Task goal: Without the pictures, copy all the entries below exactly.

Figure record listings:
┏━━
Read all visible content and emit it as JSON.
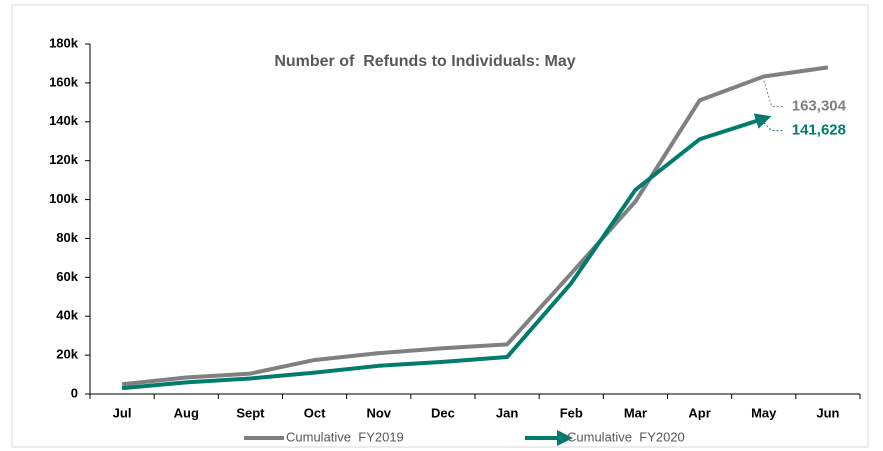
{
  "chart_data": {
    "type": "line",
    "title": "Number of  Refunds to Individuals: May",
    "categories": [
      "Jul",
      "Aug",
      "Sept",
      "Oct",
      "Nov",
      "Dec",
      "Jan",
      "Feb",
      "Mar",
      "Apr",
      "May",
      "Jun"
    ],
    "series": [
      {
        "name": "Cumulative  FY2019",
        "color": "#808080",
        "values": [
          5000,
          8500,
          10500,
          17500,
          21000,
          23500,
          25500,
          62000,
          99000,
          151000,
          163304,
          168000
        ],
        "value_labels": [
          null,
          null,
          null,
          null,
          null,
          null,
          null,
          null,
          null,
          null,
          "163,304",
          null
        ]
      },
      {
        "name": "Cumulative  FY2020",
        "color": "#007b6e",
        "values": [
          3000,
          6000,
          8000,
          11000,
          14500,
          16500,
          19000,
          57000,
          105000,
          131000,
          141628,
          null
        ],
        "value_labels": [
          null,
          null,
          null,
          null,
          null,
          null,
          null,
          null,
          null,
          null,
          "141,628",
          null
        ]
      }
    ],
    "ylim": [
      0,
      180000
    ],
    "yticks": [
      0,
      {
        "value": 20000,
        "label": "20k"
      },
      {
        "value": 40000,
        "label": "40k"
      },
      {
        "value": 60000,
        "label": "60k"
      },
      {
        "value": 80000,
        "label": "80k"
      },
      {
        "value": 100000,
        "label": "100k"
      },
      {
        "value": 120000,
        "label": "120k"
      },
      {
        "value": 140000,
        "label": "140k"
      },
      {
        "value": 160000,
        "label": "160k"
      },
      {
        "value": 180000,
        "label": "180k"
      }
    ]
  }
}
┗━━
Solution to this task:
Read all visible content and emit it as JSON.
{
  "chart_data": {
    "type": "line",
    "title": "Number of  Refunds to Individuals: May",
    "categories": [
      "Jul",
      "Aug",
      "Sept",
      "Oct",
      "Nov",
      "Dec",
      "Jan",
      "Feb",
      "Mar",
      "Apr",
      "May",
      "Jun"
    ],
    "series": [
      {
        "name": "Cumulative  FY2019",
        "color": "#808080",
        "values": [
          5000,
          8500,
          10500,
          17500,
          21000,
          23500,
          25500,
          62000,
          99000,
          151000,
          163304,
          168000
        ],
        "value_labels": [
          null,
          null,
          null,
          null,
          null,
          null,
          null,
          null,
          null,
          null,
          "163,304",
          null
        ]
      },
      {
        "name": "Cumulative  FY2020",
        "color": "#007b6e",
        "values": [
          3000,
          6000,
          8000,
          11000,
          14500,
          16500,
          19000,
          57000,
          105000,
          131000,
          141628,
          null
        ],
        "value_labels": [
          null,
          null,
          null,
          null,
          null,
          null,
          null,
          null,
          null,
          null,
          "141,628",
          null
        ]
      }
    ],
    "ylim": [
      0,
      180000
    ],
    "yticks": [
      0,
      {
        "value": 20000,
        "label": "20k"
      },
      {
        "value": 40000,
        "label": "40k"
      },
      {
        "value": 60000,
        "label": "60k"
      },
      {
        "value": 80000,
        "label": "80k"
      },
      {
        "value": 100000,
        "label": "100k"
      },
      {
        "value": 120000,
        "label": "120k"
      },
      {
        "value": 140000,
        "label": "140k"
      },
      {
        "value": 160000,
        "label": "160k"
      },
      {
        "value": 180000,
        "label": "180k"
      }
    ]
  }
}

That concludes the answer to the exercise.